• A run of records:
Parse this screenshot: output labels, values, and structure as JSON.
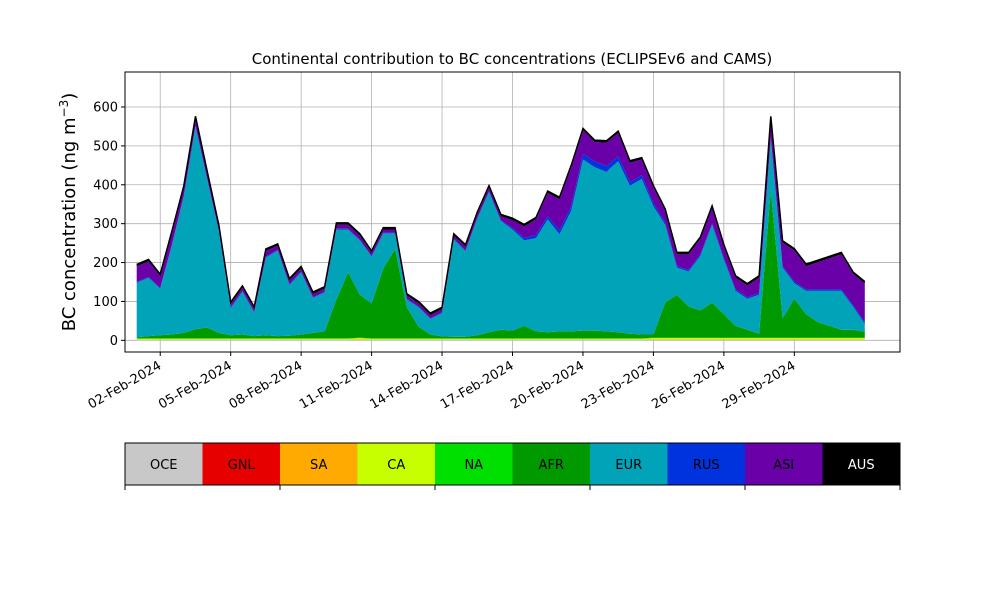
{
  "chart_data": {
    "type": "area",
    "stacked": true,
    "title": "Continental contribution to BC concentrations (ECLIPSEv6 and CAMS)",
    "ylabel_main": "BC concentration (ng m",
    "ylabel_sup": "−3",
    "ylabel_close": ")",
    "xlabel": "",
    "ylim": [
      -30,
      690
    ],
    "xlim": [
      "2024-01-31T12:00",
      "2024-03-04T12:00"
    ],
    "grid": true,
    "yticks": [
      0,
      100,
      200,
      300,
      400,
      500,
      600
    ],
    "ytick_labels": [
      "0",
      "100",
      "200",
      "300",
      "400",
      "500",
      "600"
    ],
    "xticks": [
      "2024-02-02",
      "2024-02-05",
      "2024-02-08",
      "2024-02-11",
      "2024-02-14",
      "2024-02-17",
      "2024-02-20",
      "2024-02-23",
      "2024-02-26",
      "2024-02-29"
    ],
    "xtick_labels": [
      "02-Feb-2024",
      "05-Feb-2024",
      "08-Feb-2024",
      "11-Feb-2024",
      "14-Feb-2024",
      "17-Feb-2024",
      "20-Feb-2024",
      "23-Feb-2024",
      "26-Feb-2024",
      "29-Feb-2024"
    ],
    "x": [
      "2024-02-01T00:00",
      "2024-02-01T12:00",
      "2024-02-02T00:00",
      "2024-02-02T12:00",
      "2024-02-03T00:00",
      "2024-02-03T12:00",
      "2024-02-04T00:00",
      "2024-02-04T12:00",
      "2024-02-05T00:00",
      "2024-02-05T12:00",
      "2024-02-06T00:00",
      "2024-02-06T12:00",
      "2024-02-07T00:00",
      "2024-02-07T12:00",
      "2024-02-08T00:00",
      "2024-02-08T12:00",
      "2024-02-09T00:00",
      "2024-02-09T12:00",
      "2024-02-10T00:00",
      "2024-02-10T12:00",
      "2024-02-11T00:00",
      "2024-02-11T12:00",
      "2024-02-12T00:00",
      "2024-02-12T12:00",
      "2024-02-13T00:00",
      "2024-02-13T12:00",
      "2024-02-14T00:00",
      "2024-02-14T12:00",
      "2024-02-15T00:00",
      "2024-02-15T12:00",
      "2024-02-16T00:00",
      "2024-02-16T12:00",
      "2024-02-17T00:00",
      "2024-02-17T12:00",
      "2024-02-18T00:00",
      "2024-02-18T12:00",
      "2024-02-19T00:00",
      "2024-02-19T12:00",
      "2024-02-20T00:00",
      "2024-02-20T12:00",
      "2024-02-21T00:00",
      "2024-02-21T12:00",
      "2024-02-22T00:00",
      "2024-02-22T12:00",
      "2024-02-23T00:00",
      "2024-02-23T12:00",
      "2024-02-24T00:00",
      "2024-02-24T12:00",
      "2024-02-25T00:00",
      "2024-02-25T12:00",
      "2024-02-26T00:00",
      "2024-02-26T12:00",
      "2024-02-27T00:00",
      "2024-02-27T12:00",
      "2024-02-28T00:00",
      "2024-02-28T12:00",
      "2024-02-29T00:00",
      "2024-02-29T12:00",
      "2024-03-01T00:00",
      "2024-03-01T12:00",
      "2024-03-02T00:00",
      "2024-03-02T12:00",
      "2024-03-03T00:00"
    ],
    "series": [
      {
        "name": "OCE",
        "color": "#c8c8c8",
        "values": [
          1,
          1,
          1,
          1,
          1,
          1,
          1,
          1,
          1,
          1,
          1,
          1,
          1,
          1,
          1,
          1,
          1,
          1,
          1,
          1,
          1,
          1,
          1,
          1,
          1,
          1,
          1,
          1,
          1,
          1,
          1,
          1,
          1,
          1,
          1,
          1,
          1,
          1,
          1,
          1,
          1,
          1,
          1,
          1,
          1,
          1,
          1,
          1,
          1,
          1,
          1,
          1,
          1,
          1,
          1,
          1,
          1,
          1,
          1,
          1,
          1,
          1,
          1
        ]
      },
      {
        "name": "GNL",
        "color": "#e60000",
        "values": [
          0,
          0,
          0,
          0,
          0,
          0,
          0,
          0,
          0,
          0,
          0,
          0,
          0,
          0,
          0,
          0,
          0,
          0,
          0,
          0,
          0,
          0,
          0,
          0,
          0,
          0,
          0,
          0,
          0,
          0,
          0,
          0,
          0,
          0,
          0,
          0,
          0,
          0,
          0,
          0,
          0,
          0,
          0,
          0,
          0,
          0,
          0,
          0,
          0,
          0,
          0,
          0,
          0,
          0,
          0,
          0,
          0,
          0,
          0,
          0,
          0,
          0,
          0
        ]
      },
      {
        "name": "SA",
        "color": "#ffaa00",
        "values": [
          1,
          1,
          1,
          1,
          1,
          1,
          1,
          1,
          1,
          1,
          1,
          1,
          1,
          1,
          1,
          1,
          1,
          1,
          1,
          2,
          1,
          1,
          1,
          1,
          1,
          1,
          1,
          1,
          1,
          1,
          1,
          1,
          1,
          1,
          1,
          1,
          1,
          1,
          1,
          1,
          1,
          1,
          1,
          1,
          2,
          2,
          2,
          2,
          2,
          2,
          2,
          2,
          2,
          2,
          2,
          2,
          2,
          2,
          2,
          2,
          2,
          2,
          2
        ]
      },
      {
        "name": "CA",
        "color": "#c8ff00",
        "values": [
          2,
          2,
          2,
          2,
          2,
          2,
          2,
          2,
          2,
          2,
          2,
          2,
          2,
          2,
          2,
          2,
          2,
          2,
          2,
          3,
          2,
          2,
          2,
          2,
          2,
          2,
          2,
          2,
          2,
          2,
          2,
          2,
          2,
          2,
          2,
          2,
          2,
          2,
          2,
          2,
          2,
          2,
          2,
          2,
          3,
          3,
          3,
          3,
          3,
          3,
          3,
          3,
          3,
          3,
          3,
          3,
          3,
          3,
          3,
          3,
          3,
          3,
          3
        ]
      },
      {
        "name": "NA",
        "color": "#00e000",
        "values": [
          1,
          1,
          1,
          1,
          1,
          1,
          1,
          1,
          1,
          1,
          1,
          1,
          1,
          1,
          1,
          1,
          1,
          1,
          1,
          1,
          1,
          1,
          1,
          1,
          1,
          1,
          1,
          1,
          1,
          1,
          1,
          1,
          1,
          1,
          1,
          1,
          1,
          1,
          1,
          1,
          1,
          1,
          1,
          1,
          1,
          1,
          1,
          1,
          1,
          1,
          1,
          1,
          1,
          1,
          1,
          1,
          1,
          1,
          1,
          1,
          1,
          1,
          1
        ]
      },
      {
        "name": "AFR",
        "color": "#009a00",
        "values": [
          3,
          6,
          8,
          10,
          14,
          24,
          28,
          14,
          8,
          10,
          6,
          8,
          6,
          7,
          10,
          14,
          18,
          100,
          170,
          110,
          90,
          180,
          230,
          80,
          30,
          10,
          5,
          4,
          4,
          8,
          16,
          22,
          20,
          32,
          18,
          16,
          18,
          18,
          20,
          20,
          18,
          16,
          12,
          10,
          8,
          90,
          110,
          80,
          70,
          90,
          60,
          30,
          20,
          10,
          380,
          50,
          100,
          60,
          40,
          30,
          20,
          20,
          15
        ]
      },
      {
        "name": "EUR",
        "color": "#00a3b8",
        "values": [
          140,
          150,
          120,
          230,
          350,
          520,
          380,
          260,
          70,
          110,
          60,
          200,
          220,
          130,
          160,
          90,
          100,
          180,
          110,
          140,
          120,
          90,
          40,
          20,
          50,
          40,
          60,
          250,
          220,
          300,
          360,
          280,
          260,
          220,
          240,
          290,
          250,
          310,
          440,
          420,
          410,
          440,
          380,
          400,
          330,
          200,
          70,
          90,
          140,
          200,
          140,
          90,
          80,
          100,
          130,
          130,
          40,
          60,
          80,
          90,
          100,
          60,
          20
        ]
      },
      {
        "name": "RUS",
        "color": "#0033dd",
        "values": [
          2,
          2,
          2,
          2,
          2,
          2,
          2,
          2,
          2,
          2,
          2,
          2,
          2,
          2,
          2,
          2,
          2,
          2,
          2,
          2,
          2,
          2,
          2,
          2,
          2,
          2,
          2,
          2,
          2,
          2,
          2,
          2,
          4,
          6,
          8,
          8,
          10,
          12,
          15,
          15,
          15,
          12,
          10,
          10,
          8,
          6,
          4,
          4,
          4,
          4,
          4,
          4,
          4,
          4,
          4,
          4,
          4,
          4,
          4,
          4,
          4,
          4,
          4
        ]
      },
      {
        "name": "ASI",
        "color": "#6a00a8",
        "values": [
          40,
          40,
          30,
          30,
          20,
          20,
          15,
          10,
          8,
          8,
          8,
          15,
          10,
          10,
          8,
          8,
          8,
          10,
          10,
          10,
          8,
          8,
          8,
          8,
          8,
          8,
          8,
          8,
          10,
          10,
          10,
          10,
          20,
          30,
          40,
          60,
          80,
          100,
          60,
          50,
          60,
          60,
          50,
          40,
          40,
          30,
          30,
          40,
          40,
          40,
          30,
          30,
          30,
          40,
          50,
          60,
          80,
          60,
          70,
          80,
          90,
          80,
          100
        ]
      },
      {
        "name": "AUS",
        "color": "#000000",
        "values": [
          5,
          5,
          5,
          5,
          5,
          5,
          5,
          5,
          5,
          5,
          5,
          5,
          5,
          5,
          5,
          5,
          5,
          5,
          5,
          5,
          5,
          5,
          5,
          5,
          5,
          5,
          5,
          5,
          5,
          5,
          5,
          5,
          5,
          5,
          5,
          5,
          5,
          5,
          5,
          5,
          5,
          5,
          5,
          5,
          5,
          5,
          5,
          5,
          5,
          5,
          5,
          5,
          5,
          5,
          5,
          5,
          5,
          5,
          5,
          5,
          5,
          5,
          5
        ]
      }
    ],
    "legend": {
      "placement": "bottom",
      "entries": [
        "OCE",
        "GNL",
        "SA",
        "CA",
        "NA",
        "AFR",
        "EUR",
        "RUS",
        "ASI",
        "AUS"
      ],
      "text_colors": [
        "#000000",
        "#000000",
        "#000000",
        "#000000",
        "#000000",
        "#000000",
        "#000000",
        "#000000",
        "#000000",
        "#ffffff"
      ]
    }
  }
}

• GOAL: Scan the listing above and identify each line holding the string "name"; copy every such line.

• ANSWER BELOW:
        "name": "OCE",
        "name": "GNL",
        "name": "SA",
        "name": "CA",
        "name": "NA",
        "name": "AFR",
        "name": "EUR",
        "name": "RUS",
        "name": "ASI",
        "name": "AUS",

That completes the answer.